▶ The problem
In the passage below about Ricky McCormick's encrypted notes, since when do his family members say he had been using coded notes?

** Start Document passage **

Ricky McCormick, 41, was found dead in a field in St Louis, Missouri, back in June 1999. Two encrypted notes found in his pockets have defied the best efforts of detectives and FBI cryptoanalysts to make sense of them ever since.

The handwritten notes, written by the victim himself up to three days prior to his demise, contain a mixture of "letters, numbers, dashes, and parentheses" that have defied traditional cryptanalysis techniques.

Members of McCormick's family report that he had used coded notes since he was a boy, without letting anyone in his family into the secret of how to decipher the messages.

The FBI is looking for other samples of notes made by MCCormick or left-field ideas on how to crack the code that could be crucial to solving a 12-year-old murder mystery. Another sample of a coded note from a similar system may also help.

"We are really good at what we do," said Cryptanalysis and Racketeering Records Unit (CRRU) chief Dan Olson, "but we could use some help with this one."

** End Document passage **
** Start Supplied information **

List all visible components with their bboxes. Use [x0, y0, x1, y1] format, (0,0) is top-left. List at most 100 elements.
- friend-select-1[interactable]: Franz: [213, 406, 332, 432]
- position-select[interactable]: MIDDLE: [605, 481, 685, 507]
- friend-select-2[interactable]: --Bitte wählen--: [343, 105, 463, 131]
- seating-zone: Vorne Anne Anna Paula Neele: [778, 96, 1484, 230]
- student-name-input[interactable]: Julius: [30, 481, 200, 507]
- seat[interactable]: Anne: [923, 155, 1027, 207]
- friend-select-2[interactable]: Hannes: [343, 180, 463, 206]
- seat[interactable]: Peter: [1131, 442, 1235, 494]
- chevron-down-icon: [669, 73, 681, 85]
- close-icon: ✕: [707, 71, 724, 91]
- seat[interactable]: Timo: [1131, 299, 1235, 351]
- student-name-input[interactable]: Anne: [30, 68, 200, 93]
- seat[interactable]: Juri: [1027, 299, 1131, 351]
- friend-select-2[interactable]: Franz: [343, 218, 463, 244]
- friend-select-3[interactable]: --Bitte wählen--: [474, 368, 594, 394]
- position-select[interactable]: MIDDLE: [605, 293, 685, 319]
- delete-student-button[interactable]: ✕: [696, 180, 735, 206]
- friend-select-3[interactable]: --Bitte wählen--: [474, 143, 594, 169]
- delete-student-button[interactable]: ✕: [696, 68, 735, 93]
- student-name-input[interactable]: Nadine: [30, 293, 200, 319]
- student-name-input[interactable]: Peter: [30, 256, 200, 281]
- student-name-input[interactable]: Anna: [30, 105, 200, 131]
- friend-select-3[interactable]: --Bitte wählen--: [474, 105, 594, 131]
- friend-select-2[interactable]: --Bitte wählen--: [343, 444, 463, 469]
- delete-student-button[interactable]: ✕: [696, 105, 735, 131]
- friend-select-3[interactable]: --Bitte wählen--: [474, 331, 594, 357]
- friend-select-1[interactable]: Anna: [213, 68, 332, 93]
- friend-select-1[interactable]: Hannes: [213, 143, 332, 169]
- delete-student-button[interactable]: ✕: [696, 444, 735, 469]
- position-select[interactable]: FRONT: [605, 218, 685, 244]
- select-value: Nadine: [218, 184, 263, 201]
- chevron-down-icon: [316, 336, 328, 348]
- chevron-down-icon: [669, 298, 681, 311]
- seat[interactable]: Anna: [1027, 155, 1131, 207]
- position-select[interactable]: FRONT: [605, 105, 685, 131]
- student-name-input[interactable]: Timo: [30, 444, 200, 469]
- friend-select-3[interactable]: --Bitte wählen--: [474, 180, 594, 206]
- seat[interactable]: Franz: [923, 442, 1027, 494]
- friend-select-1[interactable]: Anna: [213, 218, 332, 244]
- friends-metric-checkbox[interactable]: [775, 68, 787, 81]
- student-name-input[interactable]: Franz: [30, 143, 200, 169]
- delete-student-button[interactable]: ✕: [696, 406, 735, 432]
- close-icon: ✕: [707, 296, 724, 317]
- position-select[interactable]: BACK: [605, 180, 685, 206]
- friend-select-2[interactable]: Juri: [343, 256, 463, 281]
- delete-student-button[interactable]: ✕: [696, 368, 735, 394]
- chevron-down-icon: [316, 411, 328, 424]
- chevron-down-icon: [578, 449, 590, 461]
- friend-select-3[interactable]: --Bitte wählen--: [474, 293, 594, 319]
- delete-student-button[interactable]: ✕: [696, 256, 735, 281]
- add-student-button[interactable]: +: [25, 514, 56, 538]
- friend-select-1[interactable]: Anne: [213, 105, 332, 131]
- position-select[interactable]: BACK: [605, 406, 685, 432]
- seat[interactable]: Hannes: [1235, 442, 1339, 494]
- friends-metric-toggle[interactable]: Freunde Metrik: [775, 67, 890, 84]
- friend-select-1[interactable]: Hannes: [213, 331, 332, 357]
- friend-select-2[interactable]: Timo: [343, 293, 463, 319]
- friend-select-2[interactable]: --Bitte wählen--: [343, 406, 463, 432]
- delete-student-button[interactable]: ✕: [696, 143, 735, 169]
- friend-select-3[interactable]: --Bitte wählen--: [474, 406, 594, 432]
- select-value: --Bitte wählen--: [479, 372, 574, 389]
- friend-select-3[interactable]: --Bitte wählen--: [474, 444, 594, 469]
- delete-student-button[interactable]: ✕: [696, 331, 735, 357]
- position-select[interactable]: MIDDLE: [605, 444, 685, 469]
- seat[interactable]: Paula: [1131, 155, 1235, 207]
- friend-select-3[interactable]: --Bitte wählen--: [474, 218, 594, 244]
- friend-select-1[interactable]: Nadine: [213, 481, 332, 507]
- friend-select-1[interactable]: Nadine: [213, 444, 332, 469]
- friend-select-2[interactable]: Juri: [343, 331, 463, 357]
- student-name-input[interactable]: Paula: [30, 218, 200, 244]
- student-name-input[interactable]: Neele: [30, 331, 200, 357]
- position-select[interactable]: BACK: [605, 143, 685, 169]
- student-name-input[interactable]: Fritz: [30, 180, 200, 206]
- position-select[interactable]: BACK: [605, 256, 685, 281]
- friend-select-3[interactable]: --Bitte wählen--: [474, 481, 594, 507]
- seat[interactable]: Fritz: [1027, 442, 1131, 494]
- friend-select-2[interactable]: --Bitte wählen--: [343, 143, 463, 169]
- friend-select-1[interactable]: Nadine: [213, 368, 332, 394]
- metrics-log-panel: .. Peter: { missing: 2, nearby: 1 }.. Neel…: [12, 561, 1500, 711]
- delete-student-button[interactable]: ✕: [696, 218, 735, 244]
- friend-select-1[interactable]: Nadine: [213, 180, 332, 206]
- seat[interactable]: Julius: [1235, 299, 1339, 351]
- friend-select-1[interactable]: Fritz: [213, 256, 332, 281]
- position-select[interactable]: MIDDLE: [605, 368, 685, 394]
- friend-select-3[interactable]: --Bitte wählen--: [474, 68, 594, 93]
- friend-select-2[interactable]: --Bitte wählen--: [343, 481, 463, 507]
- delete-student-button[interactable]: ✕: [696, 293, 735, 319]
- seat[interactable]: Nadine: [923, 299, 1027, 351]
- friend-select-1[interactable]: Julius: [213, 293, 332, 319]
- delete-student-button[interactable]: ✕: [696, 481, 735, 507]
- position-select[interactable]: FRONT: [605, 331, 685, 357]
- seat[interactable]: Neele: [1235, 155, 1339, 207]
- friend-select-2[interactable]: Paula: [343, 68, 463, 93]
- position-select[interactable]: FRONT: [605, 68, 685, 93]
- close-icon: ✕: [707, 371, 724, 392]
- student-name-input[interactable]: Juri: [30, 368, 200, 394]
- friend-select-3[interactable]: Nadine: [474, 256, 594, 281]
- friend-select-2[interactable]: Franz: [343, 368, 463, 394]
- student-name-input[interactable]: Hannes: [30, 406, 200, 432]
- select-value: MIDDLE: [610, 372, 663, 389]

** End Supplied information **

▶ Output of the exercise
Since he was a boy.